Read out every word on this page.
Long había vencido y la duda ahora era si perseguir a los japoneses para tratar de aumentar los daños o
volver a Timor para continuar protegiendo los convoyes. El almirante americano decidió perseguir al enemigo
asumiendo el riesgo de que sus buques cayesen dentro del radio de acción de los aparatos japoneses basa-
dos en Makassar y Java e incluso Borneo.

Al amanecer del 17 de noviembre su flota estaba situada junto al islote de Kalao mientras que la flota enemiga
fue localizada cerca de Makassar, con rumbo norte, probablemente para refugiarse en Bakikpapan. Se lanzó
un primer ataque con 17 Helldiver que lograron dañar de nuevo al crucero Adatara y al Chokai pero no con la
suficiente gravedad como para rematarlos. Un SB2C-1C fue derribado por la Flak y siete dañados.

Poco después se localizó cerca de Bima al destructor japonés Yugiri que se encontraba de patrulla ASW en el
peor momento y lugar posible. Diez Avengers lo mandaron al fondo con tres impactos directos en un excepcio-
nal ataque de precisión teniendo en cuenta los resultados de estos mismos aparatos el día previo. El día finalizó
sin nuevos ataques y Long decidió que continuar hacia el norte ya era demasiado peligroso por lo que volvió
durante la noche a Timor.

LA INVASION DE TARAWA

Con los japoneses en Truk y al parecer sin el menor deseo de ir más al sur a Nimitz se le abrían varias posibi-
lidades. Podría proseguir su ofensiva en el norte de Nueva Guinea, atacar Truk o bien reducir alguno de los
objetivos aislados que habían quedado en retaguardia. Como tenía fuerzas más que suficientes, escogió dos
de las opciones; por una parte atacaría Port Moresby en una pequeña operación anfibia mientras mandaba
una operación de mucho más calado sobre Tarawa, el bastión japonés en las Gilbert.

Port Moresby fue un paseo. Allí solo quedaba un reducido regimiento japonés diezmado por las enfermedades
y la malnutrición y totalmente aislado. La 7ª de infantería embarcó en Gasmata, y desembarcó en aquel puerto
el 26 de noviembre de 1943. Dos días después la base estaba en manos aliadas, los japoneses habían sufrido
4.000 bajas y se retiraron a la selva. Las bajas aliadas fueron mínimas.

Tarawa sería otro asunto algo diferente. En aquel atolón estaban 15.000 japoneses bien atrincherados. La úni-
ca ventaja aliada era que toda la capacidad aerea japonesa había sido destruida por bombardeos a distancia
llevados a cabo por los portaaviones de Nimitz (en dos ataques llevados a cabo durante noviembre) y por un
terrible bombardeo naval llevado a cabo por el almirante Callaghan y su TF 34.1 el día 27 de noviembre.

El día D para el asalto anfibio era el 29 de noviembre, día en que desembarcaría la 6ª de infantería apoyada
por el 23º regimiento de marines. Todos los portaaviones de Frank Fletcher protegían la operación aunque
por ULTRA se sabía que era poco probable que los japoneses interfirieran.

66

━━━━

> [What the exercise asks]
Would you write down every record again, exactly?

> [Result of this task]
Read out every word on this page.
Long había vencido y la duda ahora era si perseguir a los japoneses para tratar de aumentar los daños o
volver a Timor para continuar protegiendo los convoyes. El almirante americano decidió perseguir al enemigo
asumiendo el riesgo de que sus buques cayesen dentro del radio de acción de los aparatos japoneses basa-
dos en Makassar y Java e incluso Borneo.

Al amanecer del 17 de noviembre su flota estaba situada junto al islote de Kalao mientras que la flota enemiga
fue localizada cerca de Makassar, con rumbo norte, probablemente para refugiarse en Bakikpapan. Se lanzó
un primer ataque con 17 Helldiver que lograron dañar de nuevo al crucero Adatara y al Chokai pero no con la
suficiente gravedad como para rematarlos. Un SB2C-1C fue derribado por la Flak y siete dañados.

Poco después se localizó cerca de Bima al destructor japonés Yugiri que se encontraba de patrulla ASW en el
peor momento y lugar posible. Diez Avengers lo mandaron al fondo con tres impactos directos en un excepcio-
nal ataque de precisión teniendo en cuenta los resultados de estos mismos aparatos el día previo. El día finalizó
sin nuevos ataques y Long decidió que continuar hacia el norte ya era demasiado peligroso por lo que volvió
durante la noche a Timor.

LA INVASION DE TARAWA

Con los japoneses en Truk y al parecer sin el menor deseo de ir más al sur a Nimitz se le abrían varias posibi-
lidades. Podría proseguir su ofensiva en el norte de Nueva Guinea, atacar Truk o bien reducir alguno de los
objetivos aislados que habían quedado en retaguardia. Como tenía fuerzas más que suficientes, escogió dos
de las opciones; por una parte atacaría Port Moresby en una pequeña operación anfibia mientras mandaba
una operación de mucho más calado sobre Tarawa, el bastión japonés en las Gilbert.

Port Moresby fue un paseo. Allí solo quedaba un reducido regimiento japonés diezmado por las enfermedades
y la malnutrición y totalmente aislado. La 7ª de infantería embarcó en Gasmata, y desembarcó en aquel puerto
el 26 de noviembre de 1943. Dos días después la base estaba en manos aliadas, los japoneses habían sufrido
4.000 bajas y se retiraron a la selva. Las bajas aliadas fueron mínimas.

Tarawa sería otro asunto algo diferente. En aquel atolón estaban 15.000 japoneses bien atrincherados. La úni-
ca ventaja aliada era que toda la capacidad aerea japonesa había sido destruida por bombardeos a distancia
llevados a cabo por los portaaviones de Nimitz (en dos ataques llevados a cabo durante noviembre) y por un
terrible bombardeo naval llevado a cabo por el almirante Callaghan y su TF 34.1 el día 27 de noviembre.

El día D para el asalto anfibio era el 29 de noviembre, día en que desembarcaría la 6ª de infantería apoyada
por el 23º regimiento de marines. Todos los portaaviones de Frank Fletcher protegían la operación aunque
por ULTRA se sabía que era poco probable que los japoneses interfirieran.

66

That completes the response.